EXERCISE OBJECTIVE: All of the lines below are to be printed again exactly; images are excluded from the output.

SOURCE RECORDS:
________________________________________

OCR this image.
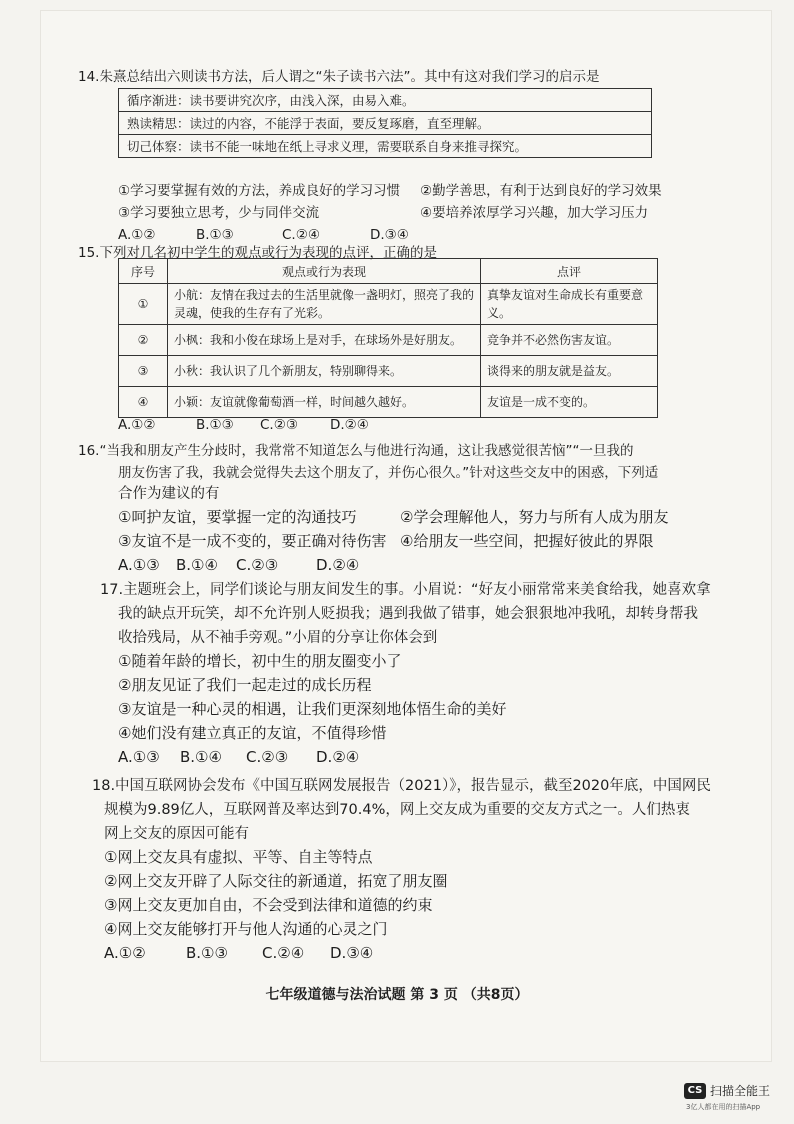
14.朱熹总结出六则读书方法，后人谓之“朱子读书六法”。其中有这对我们学习的启示是
循序渐进：读书要讲究次序，由浅入深，由易入难。
熟读精思：读过的内容，不能浮于表面，要反复琢磨，直至理解。
切己体察：读书不能一味地在纸上寻求义理，需要联系自身来推寻探究。
①学习要掌握有效的方法，养成良好的学习习惯 ②勤学善思，有利于达到良好的学习效果
③学习要独立思考，少与同伴交流	④要培养浓厚学习兴趣，加大学习压力
A.①②	B.①③	C.②④	D.③④
15.下列对几名初中学生的观点或行为表现的点评，正确的是
序号	观点或行为表现	点评
①	小航：友情在我过去的生活里就像一盏明灯，照亮了我的灵魂，使我的生存有了光彩。	真挚友谊对生命成长有重要意义。
②	小枫：我和小俊在球场上是对手，在球场外是好朋友。	竞争并不必然伤害友谊。
③	小秋：我认识了几个新朋友，特别聊得来。	谈得来的朋友就是益友。
④	小颖：友谊就像葡萄酒一样，时间越久越好。	友谊是一成不变的。
A.①②	B.①③ C.②③ D.②④
16.“当我和朋友产生分歧时，我常常不知道怎么与他进行沟通，这让我感觉很苦恼”“一旦我的
朋友伤害了我，我就会觉得失去这个朋友了，并伤心很久。”针对这些交友中的困惑，下列适
合作为建议的有
①呵护友谊，要掌握一定的沟通技巧	②学会理解他人，努力与所有人成为朋友
③友谊不是一成不变的，要正确对待伤害 ④给朋友一些空间，把握好彼此的界限
A.①③ B.①④ C.②③	D.②④
17.主题班会上，同学们谈论与朋友间发生的事。小眉说：“好友小丽常常来美食给我，她喜欢拿
我的缺点开玩笑，却不允许别人贬损我；遇到我做了错事，她会狠狠地冲我吼，却转身帮我
收拾残局，从不袖手旁观。”小眉的分享让你体会到
①随着年龄的增长，初中生的朋友圈变小了
②朋友见证了我们一起走过的成长历程
③友谊是一种心灵的相遇，让我们更深刻地体悟生命的美好
④她们没有建立真正的友谊，不值得珍惜
A.①③ B.①④ C.②③ D.②④
18.中国互联网协会发布《中国互联网发展报告（2021）》，报告显示，截至2020年底，中国网民
规模为9.89亿人，互联网普及率达到70.4%，网上交友成为重要的交友方式之一。人们热衷
网上交友的原因可能有
①网上交友具有虚拟、平等、自主等特点
②网上交友开辟了人际交往的新通道，拓宽了朋友圈
③网上交友更加自由，不会受到法律和道德的约束
④网上交友能够打开与他人沟通的心灵之门
A.①②	B.①③ C.②④ D.③④
七年级道德与法治试题 第 3 页 （共8页）
CS 扫描全能王
3亿人都在用的扫描App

________________________________________

ANSWER TO THIS TASK:
OCR this image.
14.朱熹总结出六则读书方法，后人谓之“朱子读书六法”。其中有这对我们学习的启示是
循序渐进：读书要讲究次序，由浅入深，由易入难。
熟读精思：读过的内容，不能浮于表面，要反复琢磨，直至理解。
切己体察：读书不能一味地在纸上寻求义理，需要联系自身来推寻探究。
①学习要掌握有效的方法，养成良好的学习习惯 ②勤学善思，有利于达到良好的学习效果
③学习要独立思考，少与同伴交流	④要培养浓厚学习兴趣，加大学习压力
A.①②	B.①③	C.②④	D.③④
15.下列对几名初中学生的观点或行为表现的点评，正确的是
序号	观点或行为表现	点评
①	小航：友情在我过去的生活里就像一盏明灯，照亮了我的灵魂，使我的生存有了光彩。	真挚友谊对生命成长有重要意义。
②	小枫：我和小俊在球场上是对手，在球场外是好朋友。	竞争并不必然伤害友谊。
③	小秋：我认识了几个新朋友，特别聊得来。	谈得来的朋友就是益友。
④	小颖：友谊就像葡萄酒一样，时间越久越好。	友谊是一成不变的。
A.①②	B.①③ C.②③ D.②④
16.“当我和朋友产生分歧时，我常常不知道怎么与他进行沟通，这让我感觉很苦恼”“一旦我的
朋友伤害了我，我就会觉得失去这个朋友了，并伤心很久。”针对这些交友中的困惑，下列适
合作为建议的有
①呵护友谊，要掌握一定的沟通技巧	②学会理解他人，努力与所有人成为朋友
③友谊不是一成不变的，要正确对待伤害 ④给朋友一些空间，把握好彼此的界限
A.①③ B.①④ C.②③	D.②④
17.主题班会上，同学们谈论与朋友间发生的事。小眉说：“好友小丽常常来美食给我，她喜欢拿
我的缺点开玩笑，却不允许别人贬损我；遇到我做了错事，她会狠狠地冲我吼，却转身帮我
收拾残局，从不袖手旁观。”小眉的分享让你体会到
①随着年龄的增长，初中生的朋友圈变小了
②朋友见证了我们一起走过的成长历程
③友谊是一种心灵的相遇，让我们更深刻地体悟生命的美好
④她们没有建立真正的友谊，不值得珍惜
A.①③ B.①④ C.②③ D.②④
18.中国互联网协会发布《中国互联网发展报告（2021）》，报告显示，截至2020年底，中国网民
规模为9.89亿人，互联网普及率达到70.4%，网上交友成为重要的交友方式之一。人们热衷
网上交友的原因可能有
①网上交友具有虚拟、平等、自主等特点
②网上交友开辟了人际交往的新通道，拓宽了朋友圈
③网上交友更加自由，不会受到法律和道德的约束
④网上交友能够打开与他人沟通的心灵之门
A.①②	B.①③ C.②④ D.③④
七年级道德与法治试题 第 3 页 （共8页）
CS 扫描全能王
3亿人都在用的扫描App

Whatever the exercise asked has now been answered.